§ **YOUR GOAL**:
State the number of lines that hold the string "полотна", with nothing added.

* START *

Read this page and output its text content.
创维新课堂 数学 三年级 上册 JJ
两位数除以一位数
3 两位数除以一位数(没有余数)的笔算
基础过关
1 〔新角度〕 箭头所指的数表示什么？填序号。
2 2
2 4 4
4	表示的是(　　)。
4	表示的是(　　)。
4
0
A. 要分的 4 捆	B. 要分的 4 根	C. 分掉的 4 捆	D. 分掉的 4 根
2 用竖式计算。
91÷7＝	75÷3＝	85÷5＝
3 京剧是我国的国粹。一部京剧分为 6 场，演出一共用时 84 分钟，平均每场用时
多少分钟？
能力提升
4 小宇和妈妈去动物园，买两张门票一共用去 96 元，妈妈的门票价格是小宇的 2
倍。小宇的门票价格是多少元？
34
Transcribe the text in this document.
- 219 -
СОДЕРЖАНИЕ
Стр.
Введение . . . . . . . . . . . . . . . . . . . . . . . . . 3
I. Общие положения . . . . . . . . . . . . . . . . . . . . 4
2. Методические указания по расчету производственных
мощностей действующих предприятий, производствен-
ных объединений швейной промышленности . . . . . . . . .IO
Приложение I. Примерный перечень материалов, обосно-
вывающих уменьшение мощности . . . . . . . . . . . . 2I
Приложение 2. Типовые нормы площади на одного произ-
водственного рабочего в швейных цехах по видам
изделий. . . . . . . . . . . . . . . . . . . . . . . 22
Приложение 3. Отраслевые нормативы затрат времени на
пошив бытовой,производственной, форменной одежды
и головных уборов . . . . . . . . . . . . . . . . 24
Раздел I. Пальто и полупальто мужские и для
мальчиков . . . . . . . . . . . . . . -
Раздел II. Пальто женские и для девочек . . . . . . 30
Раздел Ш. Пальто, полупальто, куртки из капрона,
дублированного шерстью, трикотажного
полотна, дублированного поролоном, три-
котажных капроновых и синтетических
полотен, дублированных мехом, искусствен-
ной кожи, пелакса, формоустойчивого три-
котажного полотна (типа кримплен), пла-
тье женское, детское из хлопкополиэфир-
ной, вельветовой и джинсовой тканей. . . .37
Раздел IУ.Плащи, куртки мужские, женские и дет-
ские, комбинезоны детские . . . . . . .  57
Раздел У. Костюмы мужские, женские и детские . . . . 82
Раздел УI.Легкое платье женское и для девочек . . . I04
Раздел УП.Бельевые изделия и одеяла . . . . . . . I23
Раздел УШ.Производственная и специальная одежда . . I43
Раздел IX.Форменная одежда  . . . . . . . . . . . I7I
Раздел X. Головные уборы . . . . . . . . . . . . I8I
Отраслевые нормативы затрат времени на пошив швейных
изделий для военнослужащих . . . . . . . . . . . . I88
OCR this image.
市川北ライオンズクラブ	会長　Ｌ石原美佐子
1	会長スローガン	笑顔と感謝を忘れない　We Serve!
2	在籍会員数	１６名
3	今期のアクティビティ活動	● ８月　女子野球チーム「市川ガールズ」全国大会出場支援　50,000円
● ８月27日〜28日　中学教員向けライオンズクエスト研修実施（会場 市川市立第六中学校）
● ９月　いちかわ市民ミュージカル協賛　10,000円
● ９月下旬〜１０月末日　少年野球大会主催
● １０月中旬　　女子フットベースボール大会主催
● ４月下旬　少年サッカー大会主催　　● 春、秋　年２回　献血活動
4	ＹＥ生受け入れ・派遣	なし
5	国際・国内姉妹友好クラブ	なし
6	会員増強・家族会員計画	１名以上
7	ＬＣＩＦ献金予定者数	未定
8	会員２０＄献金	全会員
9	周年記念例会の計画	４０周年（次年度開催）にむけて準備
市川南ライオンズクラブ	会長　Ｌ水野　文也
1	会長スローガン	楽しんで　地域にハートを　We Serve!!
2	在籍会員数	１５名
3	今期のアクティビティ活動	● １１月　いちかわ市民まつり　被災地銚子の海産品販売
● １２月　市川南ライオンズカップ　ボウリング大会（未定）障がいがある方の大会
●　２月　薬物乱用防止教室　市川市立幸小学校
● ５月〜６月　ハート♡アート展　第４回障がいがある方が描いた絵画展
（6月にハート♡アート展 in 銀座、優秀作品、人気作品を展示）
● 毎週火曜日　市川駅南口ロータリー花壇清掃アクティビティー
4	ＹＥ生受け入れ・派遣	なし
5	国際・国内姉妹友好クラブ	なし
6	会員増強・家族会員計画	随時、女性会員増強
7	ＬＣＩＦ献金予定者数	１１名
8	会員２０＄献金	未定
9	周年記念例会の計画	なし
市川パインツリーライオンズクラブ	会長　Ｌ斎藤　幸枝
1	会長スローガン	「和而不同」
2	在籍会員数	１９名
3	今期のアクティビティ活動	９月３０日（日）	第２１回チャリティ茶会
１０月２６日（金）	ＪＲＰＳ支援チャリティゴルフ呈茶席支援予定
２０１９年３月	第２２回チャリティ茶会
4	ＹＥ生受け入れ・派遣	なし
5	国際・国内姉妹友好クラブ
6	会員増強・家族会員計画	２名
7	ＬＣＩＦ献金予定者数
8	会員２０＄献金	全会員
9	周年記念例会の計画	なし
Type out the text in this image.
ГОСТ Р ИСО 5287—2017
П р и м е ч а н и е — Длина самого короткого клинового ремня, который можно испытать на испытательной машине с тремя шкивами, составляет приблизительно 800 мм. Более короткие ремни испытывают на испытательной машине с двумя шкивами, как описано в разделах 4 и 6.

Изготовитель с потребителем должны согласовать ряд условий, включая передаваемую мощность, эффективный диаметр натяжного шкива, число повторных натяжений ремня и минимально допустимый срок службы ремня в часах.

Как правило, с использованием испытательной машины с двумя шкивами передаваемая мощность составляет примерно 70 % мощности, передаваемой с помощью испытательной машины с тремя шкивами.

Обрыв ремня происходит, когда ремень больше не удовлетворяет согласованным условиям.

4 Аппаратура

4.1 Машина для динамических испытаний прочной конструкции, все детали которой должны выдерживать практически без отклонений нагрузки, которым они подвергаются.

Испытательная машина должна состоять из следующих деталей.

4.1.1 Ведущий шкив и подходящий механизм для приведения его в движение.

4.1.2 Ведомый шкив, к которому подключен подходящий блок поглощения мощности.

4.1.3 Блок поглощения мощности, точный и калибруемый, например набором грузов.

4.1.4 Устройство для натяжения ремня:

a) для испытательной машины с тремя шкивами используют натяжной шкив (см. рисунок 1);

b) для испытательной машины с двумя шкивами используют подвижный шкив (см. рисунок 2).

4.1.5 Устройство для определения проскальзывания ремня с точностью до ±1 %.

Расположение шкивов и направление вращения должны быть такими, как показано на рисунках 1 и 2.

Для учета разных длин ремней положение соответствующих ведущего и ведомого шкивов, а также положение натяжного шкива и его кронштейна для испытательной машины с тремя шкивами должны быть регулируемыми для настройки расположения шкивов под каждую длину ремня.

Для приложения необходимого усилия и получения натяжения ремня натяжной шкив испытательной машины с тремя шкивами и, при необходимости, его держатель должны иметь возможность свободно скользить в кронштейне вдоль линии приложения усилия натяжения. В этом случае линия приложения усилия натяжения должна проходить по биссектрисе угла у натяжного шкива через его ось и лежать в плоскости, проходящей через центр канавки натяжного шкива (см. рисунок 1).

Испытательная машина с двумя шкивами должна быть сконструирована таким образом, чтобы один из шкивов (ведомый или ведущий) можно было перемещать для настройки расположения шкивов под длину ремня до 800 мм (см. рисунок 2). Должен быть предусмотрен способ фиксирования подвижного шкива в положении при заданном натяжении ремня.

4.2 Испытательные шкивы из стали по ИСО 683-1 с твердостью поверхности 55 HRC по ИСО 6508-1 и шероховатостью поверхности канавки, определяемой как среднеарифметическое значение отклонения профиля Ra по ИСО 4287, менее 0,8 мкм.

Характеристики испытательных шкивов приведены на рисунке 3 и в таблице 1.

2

* END *

§ **THE SOLUTION**:
2